EXCERPTED RECORDS:

================

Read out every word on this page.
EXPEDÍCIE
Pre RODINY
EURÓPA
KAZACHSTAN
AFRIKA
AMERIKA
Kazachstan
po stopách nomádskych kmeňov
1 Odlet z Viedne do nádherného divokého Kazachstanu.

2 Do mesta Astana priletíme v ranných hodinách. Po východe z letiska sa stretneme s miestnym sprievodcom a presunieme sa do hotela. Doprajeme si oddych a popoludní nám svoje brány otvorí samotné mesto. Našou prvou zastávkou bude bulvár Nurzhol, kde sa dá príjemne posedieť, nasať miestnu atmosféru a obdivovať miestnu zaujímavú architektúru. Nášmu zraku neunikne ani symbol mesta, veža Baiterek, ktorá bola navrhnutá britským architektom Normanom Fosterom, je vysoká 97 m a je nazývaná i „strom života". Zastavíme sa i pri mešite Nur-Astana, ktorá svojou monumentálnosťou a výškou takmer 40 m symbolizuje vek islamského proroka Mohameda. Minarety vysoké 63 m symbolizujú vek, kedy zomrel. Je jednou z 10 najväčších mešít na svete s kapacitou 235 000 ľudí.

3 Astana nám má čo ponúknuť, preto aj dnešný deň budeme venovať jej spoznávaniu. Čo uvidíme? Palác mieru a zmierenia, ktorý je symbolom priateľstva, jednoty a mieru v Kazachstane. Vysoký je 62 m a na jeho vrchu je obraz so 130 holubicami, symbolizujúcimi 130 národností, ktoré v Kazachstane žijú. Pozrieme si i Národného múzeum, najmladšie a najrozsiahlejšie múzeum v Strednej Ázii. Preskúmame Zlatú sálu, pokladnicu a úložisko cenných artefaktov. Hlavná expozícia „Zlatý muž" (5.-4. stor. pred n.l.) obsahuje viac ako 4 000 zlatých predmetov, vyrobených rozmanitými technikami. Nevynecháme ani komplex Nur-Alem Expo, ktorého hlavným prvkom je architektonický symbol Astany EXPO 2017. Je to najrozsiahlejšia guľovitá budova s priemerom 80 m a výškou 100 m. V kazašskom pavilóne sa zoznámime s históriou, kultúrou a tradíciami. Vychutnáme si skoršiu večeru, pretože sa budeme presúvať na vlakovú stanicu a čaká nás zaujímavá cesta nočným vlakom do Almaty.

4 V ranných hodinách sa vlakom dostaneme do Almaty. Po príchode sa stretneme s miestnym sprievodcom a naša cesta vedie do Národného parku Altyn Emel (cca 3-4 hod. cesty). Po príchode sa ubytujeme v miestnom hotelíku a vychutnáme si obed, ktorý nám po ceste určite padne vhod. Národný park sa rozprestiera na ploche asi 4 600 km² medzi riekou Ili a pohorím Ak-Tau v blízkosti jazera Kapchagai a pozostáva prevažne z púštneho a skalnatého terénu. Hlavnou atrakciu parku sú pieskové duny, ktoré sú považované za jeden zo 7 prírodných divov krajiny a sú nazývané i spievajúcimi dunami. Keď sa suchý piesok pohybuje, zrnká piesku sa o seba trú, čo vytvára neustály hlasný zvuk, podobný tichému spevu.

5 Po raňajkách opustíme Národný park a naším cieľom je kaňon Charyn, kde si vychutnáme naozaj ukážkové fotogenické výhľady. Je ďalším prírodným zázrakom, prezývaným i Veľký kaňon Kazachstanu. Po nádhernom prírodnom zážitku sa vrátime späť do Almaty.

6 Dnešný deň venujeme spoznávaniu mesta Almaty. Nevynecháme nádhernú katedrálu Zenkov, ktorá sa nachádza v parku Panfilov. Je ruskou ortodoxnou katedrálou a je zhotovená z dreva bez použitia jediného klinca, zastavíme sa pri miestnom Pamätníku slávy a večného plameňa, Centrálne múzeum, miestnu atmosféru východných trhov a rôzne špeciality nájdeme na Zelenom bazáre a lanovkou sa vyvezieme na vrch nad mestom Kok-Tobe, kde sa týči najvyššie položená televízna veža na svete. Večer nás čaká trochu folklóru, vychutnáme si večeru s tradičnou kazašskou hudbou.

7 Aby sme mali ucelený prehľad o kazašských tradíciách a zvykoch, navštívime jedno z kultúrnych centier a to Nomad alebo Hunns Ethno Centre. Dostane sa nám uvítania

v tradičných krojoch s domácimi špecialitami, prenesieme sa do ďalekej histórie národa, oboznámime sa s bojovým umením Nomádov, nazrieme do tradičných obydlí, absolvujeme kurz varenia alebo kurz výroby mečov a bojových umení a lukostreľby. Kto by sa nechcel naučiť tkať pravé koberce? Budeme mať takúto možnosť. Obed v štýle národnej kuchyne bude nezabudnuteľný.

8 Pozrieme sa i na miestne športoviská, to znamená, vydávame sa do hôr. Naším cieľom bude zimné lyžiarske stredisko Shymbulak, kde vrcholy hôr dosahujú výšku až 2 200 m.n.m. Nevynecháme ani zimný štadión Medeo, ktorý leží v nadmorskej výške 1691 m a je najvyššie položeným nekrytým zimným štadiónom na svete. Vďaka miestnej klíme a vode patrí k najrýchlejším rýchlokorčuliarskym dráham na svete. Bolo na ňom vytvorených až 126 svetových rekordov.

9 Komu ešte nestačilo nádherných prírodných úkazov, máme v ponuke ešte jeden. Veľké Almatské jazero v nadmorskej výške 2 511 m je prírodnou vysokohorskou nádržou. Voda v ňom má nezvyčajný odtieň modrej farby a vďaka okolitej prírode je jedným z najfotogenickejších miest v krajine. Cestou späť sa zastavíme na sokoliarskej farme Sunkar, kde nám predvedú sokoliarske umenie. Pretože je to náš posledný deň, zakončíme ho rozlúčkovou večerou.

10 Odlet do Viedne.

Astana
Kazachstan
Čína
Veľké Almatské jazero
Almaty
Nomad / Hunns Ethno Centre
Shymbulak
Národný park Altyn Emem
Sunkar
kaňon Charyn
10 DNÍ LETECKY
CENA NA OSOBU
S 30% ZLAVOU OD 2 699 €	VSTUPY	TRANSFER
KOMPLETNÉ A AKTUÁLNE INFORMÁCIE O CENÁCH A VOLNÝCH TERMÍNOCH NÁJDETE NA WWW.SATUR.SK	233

================

WHAT THE TASK REQUIRES:
Write out every line of the records exactly.

TASK RESPONSE:
Read out every word on this page.
EXPEDÍCIE
Pre RODINY
EURÓPA
KAZACHSTAN
AFRIKA
AMERIKA
Kazachstan
po stopách nomádskych kmeňov
1 Odlet z Viedne do nádherného divokého Kazachstanu.

2 Do mesta Astana priletíme v ranných hodinách. Po východe z letiska sa stretneme s miestnym sprievodcom a presunieme sa do hotela. Doprajeme si oddych a popoludní nám svoje brány otvorí samotné mesto. Našou prvou zastávkou bude bulvár Nurzhol, kde sa dá príjemne posedieť, nasať miestnu atmosféru a obdivovať miestnu zaujímavú architektúru. Nášmu zraku neunikne ani symbol mesta, veža Baiterek, ktorá bola navrhnutá britským architektom Normanom Fosterom, je vysoká 97 m a je nazývaná i „strom života". Zastavíme sa i pri mešite Nur-Astana, ktorá svojou monumentálnosťou a výškou takmer 40 m symbolizuje vek islamského proroka Mohameda. Minarety vysoké 63 m symbolizujú vek, kedy zomrel. Je jednou z 10 najväčších mešít na svete s kapacitou 235 000 ľudí.

3 Astana nám má čo ponúknuť, preto aj dnešný deň budeme venovať jej spoznávaniu. Čo uvidíme? Palác mieru a zmierenia, ktorý je symbolom priateľstva, jednoty a mieru v Kazachstane. Vysoký je 62 m a na jeho vrchu je obraz so 130 holubicami, symbolizujúcimi 130 národností, ktoré v Kazachstane žijú. Pozrieme si i Národného múzeum, najmladšie a najrozsiahlejšie múzeum v Strednej Ázii. Preskúmame Zlatú sálu, pokladnicu a úložisko cenných artefaktov. Hlavná expozícia „Zlatý muž" (5.-4. stor. pred n.l.) obsahuje viac ako 4 000 zlatých predmetov, vyrobených rozmanitými technikami. Nevynecháme ani komplex Nur-Alem Expo, ktorého hlavným prvkom je architektonický symbol Astany EXPO 2017. Je to najrozsiahlejšia guľovitá budova s priemerom 80 m a výškou 100 m. V kazašskom pavilóne sa zoznámime s históriou, kultúrou a tradíciami. Vychutnáme si skoršiu večeru, pretože sa budeme presúvať na vlakovú stanicu a čaká nás zaujímavá cesta nočným vlakom do Almaty.

4 V ranných hodinách sa vlakom dostaneme do Almaty. Po príchode sa stretneme s miestnym sprievodcom a naša cesta vedie do Národného parku Altyn Emel (cca 3-4 hod. cesty). Po príchode sa ubytujeme v miestnom hotelíku a vychutnáme si obed, ktorý nám po ceste určite padne vhod. Národný park sa rozprestiera na ploche asi 4 600 km² medzi riekou Ili a pohorím Ak-Tau v blízkosti jazera Kapchagai a pozostáva prevažne z púštneho a skalnatého terénu. Hlavnou atrakciu parku sú pieskové duny, ktoré sú považované za jeden zo 7 prírodných divov krajiny a sú nazývané i spievajúcimi dunami. Keď sa suchý piesok pohybuje, zrnká piesku sa o seba trú, čo vytvára neustály hlasný zvuk, podobný tichému spevu.

5 Po raňajkách opustíme Národný park a naším cieľom je kaňon Charyn, kde si vychutnáme naozaj ukážkové fotogenické výhľady. Je ďalším prírodným zázrakom, prezývaným i Veľký kaňon Kazachstanu. Po nádhernom prírodnom zážitku sa vrátime späť do Almaty.

6 Dnešný deň venujeme spoznávaniu mesta Almaty. Nevynecháme nádhernú katedrálu Zenkov, ktorá sa nachádza v parku Panfilov. Je ruskou ortodoxnou katedrálou a je zhotovená z dreva bez použitia jediného klinca, zastavíme sa pri miestnom Pamätníku slávy a večného plameňa, Centrálne múzeum, miestnu atmosféru východných trhov a rôzne špeciality nájdeme na Zelenom bazáre a lanovkou sa vyvezieme na vrch nad mestom Kok-Tobe, kde sa týči najvyššie položená televízna veža na svete. Večer nás čaká trochu folklóru, vychutnáme si večeru s tradičnou kazašskou hudbou.

7 Aby sme mali ucelený prehľad o kazašských tradíciách a zvykoch, navštívime jedno z kultúrnych centier a to Nomad alebo Hunns Ethno Centre. Dostane sa nám uvítania

v tradičných krojoch s domácimi špecialitami, prenesieme sa do ďalekej histórie národa, oboznámime sa s bojovým umením Nomádov, nazrieme do tradičných obydlí, absolvujeme kurz varenia alebo kurz výroby mečov a bojových umení a lukostreľby. Kto by sa nechcel naučiť tkať pravé koberce? Budeme mať takúto možnosť. Obed v štýle národnej kuchyne bude nezabudnuteľný.

8 Pozrieme sa i na miestne športoviská, to znamená, vydávame sa do hôr. Naším cieľom bude zimné lyžiarske stredisko Shymbulak, kde vrcholy hôr dosahujú výšku až 2 200 m.n.m. Nevynecháme ani zimný štadión Medeo, ktorý leží v nadmorskej výške 1691 m a je najvyššie položeným nekrytým zimným štadiónom na svete. Vďaka miestnej klíme a vode patrí k najrýchlejším rýchlokorčuliarskym dráham na svete. Bolo na ňom vytvorených až 126 svetových rekordov.

9 Komu ešte nestačilo nádherných prírodných úkazov, máme v ponuke ešte jeden. Veľké Almatské jazero v nadmorskej výške 2 511 m je prírodnou vysokohorskou nádržou. Voda v ňom má nezvyčajný odtieň modrej farby a vďaka okolitej prírode je jedným z najfotogenickejších miest v krajine. Cestou späť sa zastavíme na sokoliarskej farme Sunkar, kde nám predvedú sokoliarske umenie. Pretože je to náš posledný deň, zakončíme ho rozlúčkovou večerou.

10 Odlet do Viedne.

Astana
Kazachstan
Čína
Veľké Almatské jazero
Almaty
Nomad / Hunns Ethno Centre
Shymbulak
Národný park Altyn Emem
Sunkar
kaňon Charyn
10 DNÍ LETECKY
CENA NA OSOBU
S 30% ZLAVOU OD 2 699 €	VSTUPY	TRANSFER
KOMPLETNÉ A AKTUÁLNE INFORMÁCIE O CENÁCH A VOLNÝCH TERMÍNOCH NÁJDETE NA WWW.SATUR.SK	233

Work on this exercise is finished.